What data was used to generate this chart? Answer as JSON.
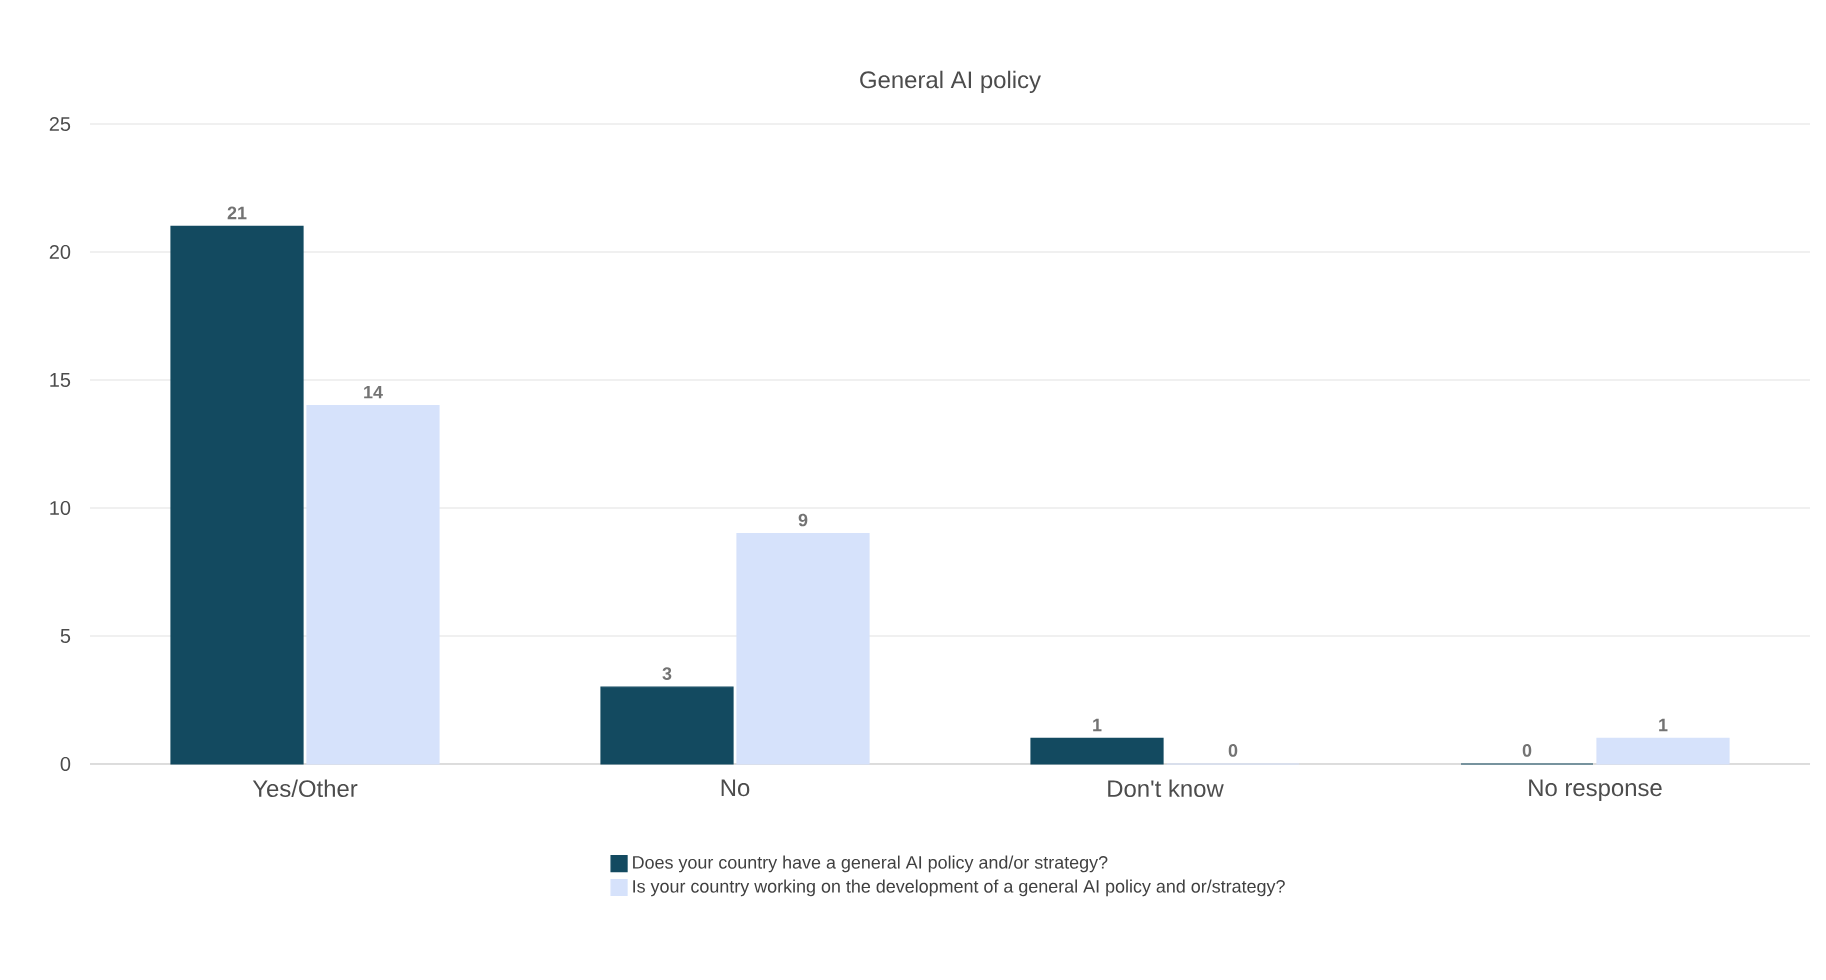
{
  "chart_data": {
    "type": "bar",
    "title": "General AI policy",
    "categories": [
      "Yes/Other",
      "No",
      "Don't know",
      "No response"
    ],
    "series": [
      {
        "name": "Does your country have a general AI policy and/or strategy?",
        "color": "#134a60",
        "values": [
          21,
          3,
          1,
          0
        ],
        "value_labels": [
          "21",
          "3",
          "1",
          "0"
        ]
      },
      {
        "name": "Is your country working on the development of a general AI policy and or/strategy?",
        "color": "#d6e2fb",
        "values": [
          14,
          9,
          0,
          1
        ],
        "value_labels": [
          "14",
          "9",
          "0",
          "1"
        ]
      }
    ],
    "ylim": [
      0,
      25
    ],
    "yticks": [
      0,
      5,
      10,
      15,
      20,
      25
    ],
    "grid": "y",
    "legend": "bottom"
  }
}
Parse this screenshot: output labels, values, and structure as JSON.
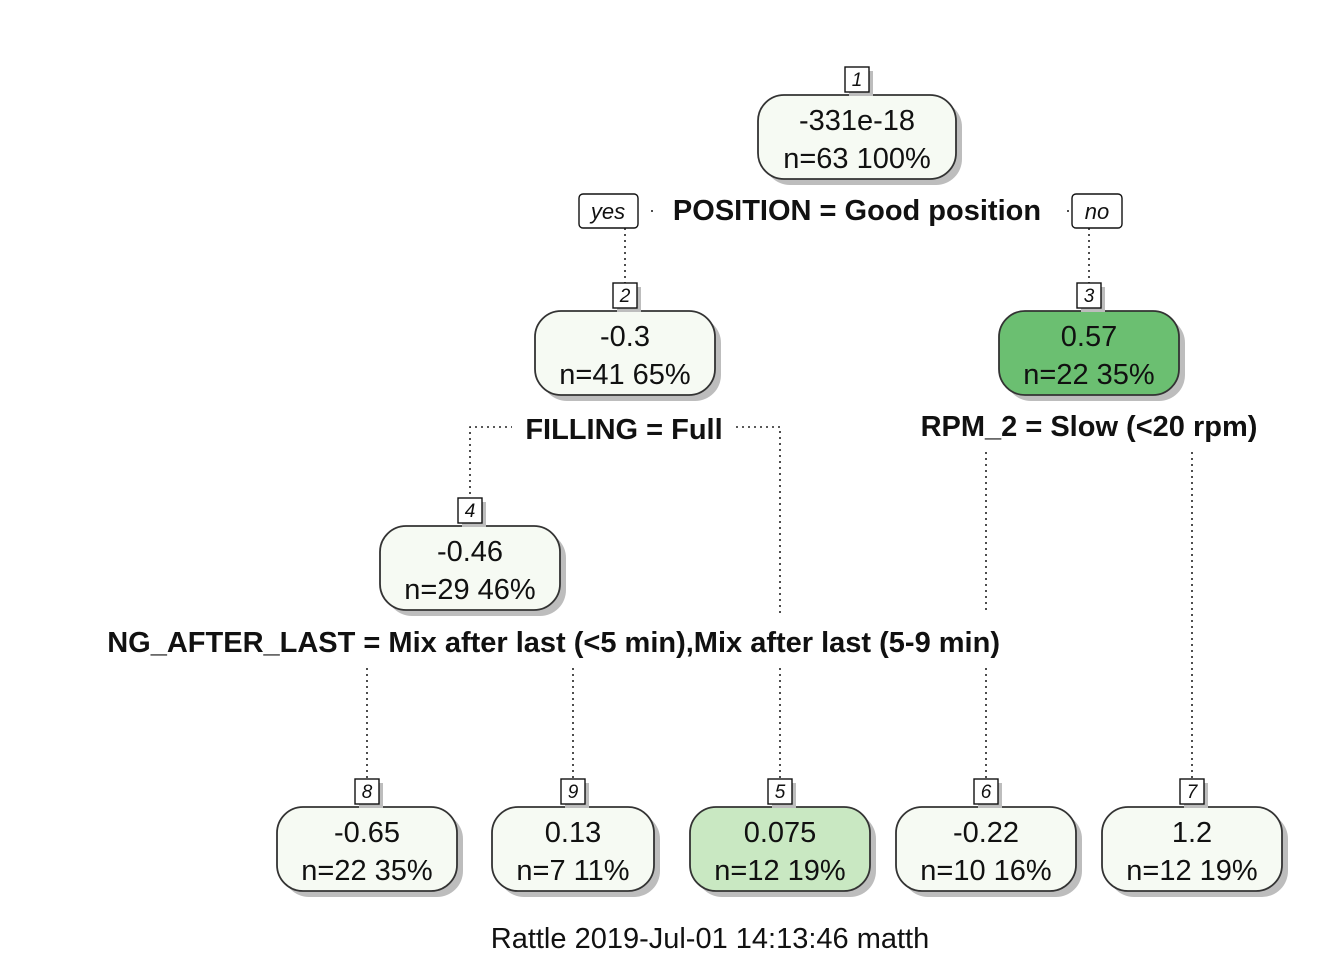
{
  "tree": {
    "nodes": [
      {
        "id": "1",
        "value": "-331e-18",
        "stats": "n=63  100%",
        "fill": "#f6faf3"
      },
      {
        "id": "2",
        "value": "-0.3",
        "stats": "n=41  65%",
        "fill": "#f6faf3"
      },
      {
        "id": "3",
        "value": "0.57",
        "stats": "n=22  35%",
        "fill": "#6bbf71"
      },
      {
        "id": "4",
        "value": "-0.46",
        "stats": "n=29  46%",
        "fill": "#f6faf3"
      },
      {
        "id": "8",
        "value": "-0.65",
        "stats": "n=22  35%",
        "fill": "#f6faf3"
      },
      {
        "id": "9",
        "value": "0.13",
        "stats": "n=7  11%",
        "fill": "#f6faf3"
      },
      {
        "id": "5",
        "value": "0.075",
        "stats": "n=12  19%",
        "fill": "#c9e8c2"
      },
      {
        "id": "6",
        "value": "-0.22",
        "stats": "n=10  16%",
        "fill": "#f6faf3"
      },
      {
        "id": "7",
        "value": "1.2",
        "stats": "n=12  19%",
        "fill": "#f6faf3"
      }
    ],
    "splits": [
      {
        "id": "split-1",
        "label": "POSITION = Good position"
      },
      {
        "id": "split-2",
        "label": "FILLING = Full"
      },
      {
        "id": "split-3",
        "label": "RPM_2 = Slow (<20 rpm)"
      },
      {
        "id": "split-4",
        "label": "NG_AFTER_LAST = Mix after last (<5 min),Mix after last (5-9 min)"
      }
    ],
    "yes_label": "yes",
    "no_label": "no"
  },
  "footer": "Rattle 2019-Jul-01 14:13:46 matth"
}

# TASK INSTRUCTIONS
Filter for "policy". Return all lines that hold it.

# THE ANSWER
    "title": "General AI policy",
        "name": "Does your country have a general AI policy and/or strategy?",
        "name": "Is your country working on the development of a general AI policy and or/strategy?",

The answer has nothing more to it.